THE REQUEST:
Set down, without alteration, every row below, from the row containing "legend-item[interactable]: 1 - 10" down to the row containing "legend-dot-icon (152, 108, 161, 117)", including both.

SUPPLIED RECORDS:
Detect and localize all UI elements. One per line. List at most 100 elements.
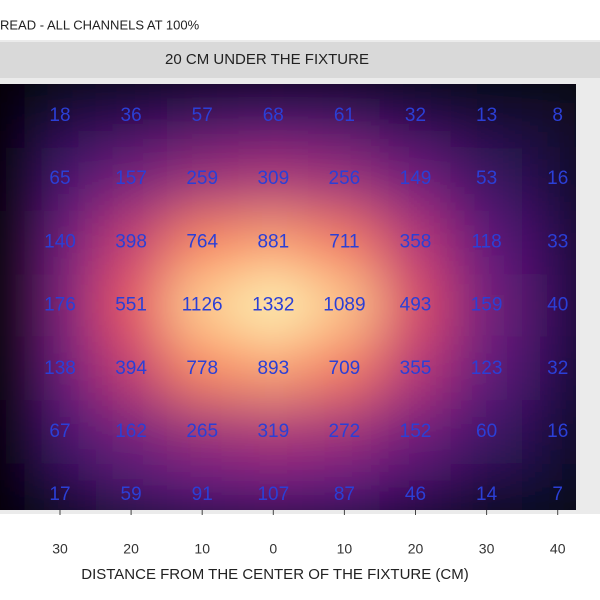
x-tick-label: 20: [123, 541, 139, 557]
cell-label: 16: [547, 168, 568, 189]
x-tick-label: 10: [194, 541, 210, 557]
cell-label: 709: [329, 358, 361, 379]
panel-title: 20 CM UNDER THE FIXTURE: [165, 51, 369, 68]
heat-cell: [379, 147, 452, 211]
heat-cell: [451, 84, 523, 148]
cell-label: 259: [186, 168, 218, 189]
cell-label: 1126: [182, 295, 223, 316]
heat-cell: [379, 210, 452, 274]
heat-cell: [24, 400, 96, 464]
panel-strip: [0, 42, 600, 78]
heat-cell: [379, 274, 452, 338]
heat-cell: [166, 463, 238, 510]
heat-cell: [237, 84, 309, 148]
cell-label: 53: [476, 168, 497, 189]
heat-cell: [237, 147, 309, 211]
heat-cell: [95, 84, 167, 148]
heat-cell: [308, 147, 380, 211]
heatmap-cells: [24, 84, 576, 510]
cell-label: 140: [44, 231, 76, 252]
cell-label: 60: [476, 421, 497, 442]
cell-label: 107: [257, 484, 289, 505]
heat-cell: [451, 463, 523, 510]
cell-label: 176: [44, 295, 76, 316]
cell-label: 14: [476, 484, 498, 505]
cell-label: 68: [263, 105, 284, 126]
heat-cell: [379, 400, 452, 464]
cell-label: 265: [186, 421, 218, 442]
cell-label: 157: [115, 168, 147, 189]
cell-label: 881: [257, 231, 289, 252]
heat-cell: [95, 400, 167, 464]
x-tick-label: 30: [52, 541, 68, 557]
heat-cell: [95, 210, 167, 274]
cell-label: 319: [257, 421, 289, 442]
cell-label: 18: [49, 105, 70, 126]
heat-cell: [237, 274, 309, 338]
heat-cell: [522, 147, 576, 211]
heat-cell: [308, 84, 380, 148]
heat-cell: [237, 463, 309, 510]
heat-cell: [95, 337, 167, 401]
cell-label: 358: [400, 231, 432, 252]
cell-label: 46: [405, 484, 426, 505]
cell-label: 309: [257, 168, 289, 189]
cell-label: 159: [471, 295, 503, 316]
cell-label: 32: [405, 105, 426, 126]
cell-label: 91: [192, 484, 213, 505]
cell-label: 778: [186, 358, 218, 379]
heat-cell: [451, 274, 523, 338]
heat-cell: [237, 210, 309, 274]
heat-cell: [166, 400, 238, 464]
cell-label: 162: [115, 421, 147, 442]
heat-cell: [308, 274, 380, 338]
cell-label: 493: [400, 295, 432, 316]
heat-cell: [166, 337, 238, 401]
cell-label: 138: [44, 358, 76, 379]
heat-cell: [166, 84, 238, 148]
cell-label: 118: [471, 231, 501, 252]
x-axis: 30 20 10 0 10 20 30 40: [52, 510, 566, 557]
heat-cell: [522, 337, 576, 401]
heat-cell: [308, 210, 380, 274]
heat-cell: [451, 147, 523, 211]
heat-cell: [522, 84, 576, 148]
cell-label: 711: [329, 231, 359, 252]
cell-label: 17: [49, 484, 70, 505]
cell-label: 8: [552, 105, 563, 126]
cell-label: 7: [552, 484, 563, 505]
cell-label: 149: [400, 168, 432, 189]
heat-cell: [308, 400, 380, 464]
cell-label: 256: [329, 168, 361, 189]
cell-label: 59: [121, 484, 142, 505]
cell-label: 893: [257, 358, 289, 379]
heat-cell: [166, 210, 238, 274]
cell-label: 87: [334, 484, 355, 505]
cell-label: 13: [476, 105, 497, 126]
heat-cell: [379, 337, 452, 401]
heat-cell: [451, 337, 523, 401]
cell-label: 272: [329, 421, 361, 442]
heatmap-blur: [24, 84, 576, 510]
cell-label: 32: [547, 358, 568, 379]
heat-cell: [522, 400, 576, 464]
cell-label: 36: [121, 105, 142, 126]
x-tick-label: 30: [479, 541, 495, 557]
cell-label: 1089: [323, 295, 365, 316]
heat-cell: [95, 463, 167, 510]
heat-cell: [379, 463, 452, 510]
heat-cell: [24, 337, 96, 401]
heat-cell: [166, 274, 238, 338]
x-tick-label: 40: [550, 541, 566, 557]
cell-label: 394: [115, 358, 147, 379]
chart-title: READ - ALL CHANNELS AT 100%: [0, 17, 200, 32]
heat-cell: [522, 274, 576, 338]
cell-label: 355: [400, 358, 432, 379]
cell-label: 16: [547, 421, 568, 442]
heat-cell: [308, 337, 380, 401]
heat-cell: [24, 463, 96, 510]
cell-label: 551: [115, 295, 147, 316]
cell-label: 1332: [252, 295, 294, 316]
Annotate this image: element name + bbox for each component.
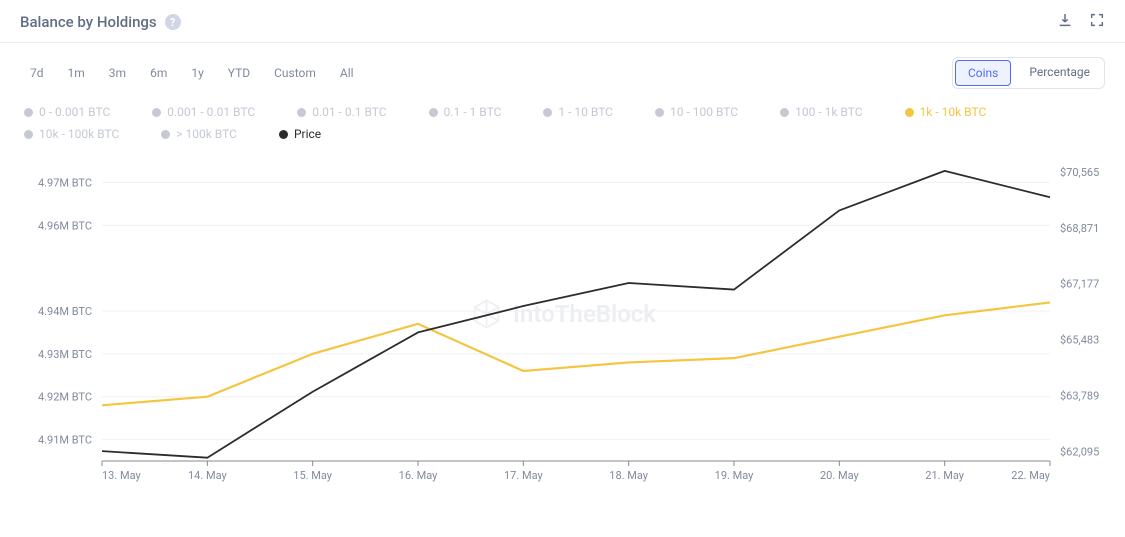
legend-item[interactable]: 1 - 10 BTC (543, 105, 613, 119)
legend-label: 0.01 - 0.1 BTC (312, 105, 386, 119)
line-chart: IntoTheBlock 4.91M BTC4.92M BTC4.93M BTC… (20, 151, 1105, 491)
range-button-3m[interactable]: 3m (99, 62, 136, 84)
legend-item[interactable]: 0.1 - 1 BTC (429, 105, 502, 119)
chart-controls: 7d1m3m6m1yYTDCustomAll Coins Percentage (0, 43, 1125, 99)
download-icon[interactable] (1057, 12, 1073, 32)
legend-label: 0 - 0.001 BTC (39, 105, 110, 119)
legend-label: Price (294, 127, 321, 141)
legend-label: 10k - 100k BTC (39, 127, 119, 141)
legend-dot-icon (279, 130, 288, 139)
svg-text:22. May: 22. May (1011, 469, 1050, 482)
chart-header: Balance by Holdings ? (0, 0, 1125, 43)
range-button-ytd[interactable]: YTD (218, 62, 260, 84)
svg-text:4.96M BTC: 4.96M BTC (38, 219, 92, 232)
legend-item[interactable]: 0.01 - 0.1 BTC (297, 105, 386, 119)
legend-item[interactable]: 0.001 - 0.01 BTC (152, 105, 255, 119)
range-button-all[interactable]: All (330, 62, 364, 84)
legend-label: 100 - 1k BTC (795, 105, 862, 119)
range-button-7d[interactable]: 7d (20, 62, 54, 84)
chart-legend: 0 - 0.001 BTC 0.001 - 0.01 BTC 0.01 - 0.1 … (0, 99, 1125, 151)
legend-item[interactable]: 0 - 0.001 BTC (24, 105, 110, 119)
svg-text:19. May: 19. May (715, 469, 754, 482)
svg-text:4.91M BTC: 4.91M BTC (38, 434, 92, 447)
legend-dot-icon (905, 108, 914, 117)
svg-text:20. May: 20. May (820, 469, 859, 482)
range-button-6m[interactable]: 6m (140, 62, 177, 84)
view-toggle: Coins Percentage (952, 57, 1105, 89)
svg-text:13. May: 13. May (102, 469, 141, 482)
legend-label: 0.1 - 1 BTC (444, 105, 502, 119)
legend-label: 1k - 10k BTC (920, 105, 987, 119)
legend-dot-icon (152, 108, 161, 117)
svg-text:14. May: 14. May (188, 469, 227, 482)
svg-text:4.97M BTC: 4.97M BTC (38, 176, 92, 189)
view-percentage-button[interactable]: Percentage (1017, 60, 1102, 86)
svg-text:4.94M BTC: 4.94M BTC (38, 305, 92, 318)
svg-text:$63,789: $63,789 (1060, 389, 1099, 402)
legend-dot-icon (24, 130, 33, 139)
legend-dot-icon (24, 108, 33, 117)
svg-text:17. May: 17. May (504, 469, 543, 482)
svg-text:21. May: 21. May (925, 469, 964, 482)
legend-label: 10 - 100 BTC (670, 105, 738, 119)
svg-text:$67,177: $67,177 (1060, 278, 1099, 291)
view-coins-button[interactable]: Coins (955, 60, 1011, 86)
svg-text:15. May: 15. May (293, 469, 332, 482)
legend-dot-icon (429, 108, 438, 117)
svg-text:18. May: 18. May (609, 469, 648, 482)
legend-label: > 100k BTC (176, 127, 237, 141)
legend-dot-icon (543, 108, 552, 117)
legend-item[interactable]: > 100k BTC (161, 127, 237, 141)
help-icon[interactable]: ? (165, 14, 181, 30)
legend-item[interactable]: Price (279, 127, 321, 141)
svg-text:$62,095: $62,095 (1060, 445, 1099, 458)
svg-text:$70,565: $70,565 (1060, 166, 1099, 179)
legend-dot-icon (161, 130, 170, 139)
legend-label: 1 - 10 BTC (558, 105, 613, 119)
legend-item[interactable]: 10 - 100 BTC (655, 105, 738, 119)
range-button-custom[interactable]: Custom (264, 62, 326, 84)
chart-svg: 4.91M BTC 4.92M BTC 4.93M BTC 4.94M BTC 4.96… (20, 151, 1105, 491)
range-button-1m[interactable]: 1m (58, 62, 95, 84)
legend-dot-icon (655, 108, 664, 117)
legend-label: 0.001 - 0.01 BTC (167, 105, 255, 119)
legend-item[interactable]: 100 - 1k BTC (780, 105, 862, 119)
svg-text:4.93M BTC: 4.93M BTC (38, 348, 92, 361)
legend-dot-icon (297, 108, 306, 117)
svg-text:$65,483: $65,483 (1060, 334, 1099, 347)
chart-title: Balance by Holdings (20, 13, 157, 31)
time-range-group: 7d1m3m6m1yYTDCustomAll (20, 62, 364, 84)
legend-item[interactable]: 1k - 10k BTC (905, 105, 987, 119)
legend-item[interactable]: 10k - 100k BTC (24, 127, 119, 141)
legend-dot-icon (780, 108, 789, 117)
svg-text:4.92M BTC: 4.92M BTC (38, 391, 92, 404)
expand-icon[interactable] (1089, 12, 1105, 32)
svg-text:16. May: 16. May (399, 469, 438, 482)
range-button-1y[interactable]: 1y (181, 62, 213, 84)
svg-text:$68,871: $68,871 (1060, 222, 1099, 235)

WRITTEN ANSWER:
legend-item[interactable]: 1 - 10 BTC (543, 105, 613, 119)
legend-label: 0.01 - 0.1 BTC (312, 105, 386, 119)
line-chart: IntoTheBlock 4.91M BTC4.92M BTC4.93M BTC… (20, 151, 1105, 491)
range-button-3m[interactable]: 3m (99, 62, 136, 84)
legend-item[interactable]: 0.1 - 1 BTC (429, 105, 502, 119)
chart-controls: 7d1m3m6m1yYTDCustomAll Coins Percentage (0, 43, 1125, 99)
download-icon[interactable] (1057, 12, 1073, 32)
legend-label: 0 - 0.001 BTC (39, 105, 110, 119)
legend-label: Price (294, 127, 321, 141)
legend-label: 10k - 100k BTC (39, 127, 119, 141)
legend-dot-icon (279, 130, 288, 139)
svg-text:22. May: 22. May (1011, 469, 1050, 482)
chart-header: Balance by Holdings ? (0, 0, 1125, 43)
range-button-ytd[interactable]: YTD (218, 62, 260, 84)
svg-text:4.96M BTC: 4.96M BTC (38, 219, 92, 232)
legend-item[interactable]: 0.01 - 0.1 BTC (297, 105, 386, 119)
legend-item[interactable]: 0.001 - 0.01 BTC (152, 105, 255, 119)
range-button-all[interactable]: All (330, 62, 364, 84)
legend-label: 100 - 1k BTC (795, 105, 862, 119)
range-button-7d[interactable]: 7d (20, 62, 54, 84)
chart-legend: 0 - 0.001 BTC 0.001 - 0.01 BTC 0.01 - 0.1 … (0, 99, 1125, 151)
legend-item[interactable]: 0 - 0.001 BTC (24, 105, 110, 119)
svg-text:19. May: 19. May (715, 469, 754, 482)
svg-text:4.91M BTC: 4.91M BTC (38, 434, 92, 447)
legend-dot-icon (905, 108, 914, 117)
svg-text:20. May: 20. May (820, 469, 859, 482)
range-button-6m[interactable]: 6m (140, 62, 177, 84)
view-toggle: Coins Percentage (952, 57, 1105, 89)
svg-text:13. May: 13. May (102, 469, 141, 482)
legend-label: 0.1 - 1 BTC (444, 105, 502, 119)
legend-label: 1k - 10k BTC (920, 105, 987, 119)
legend-dot-icon (152, 108, 161, 117)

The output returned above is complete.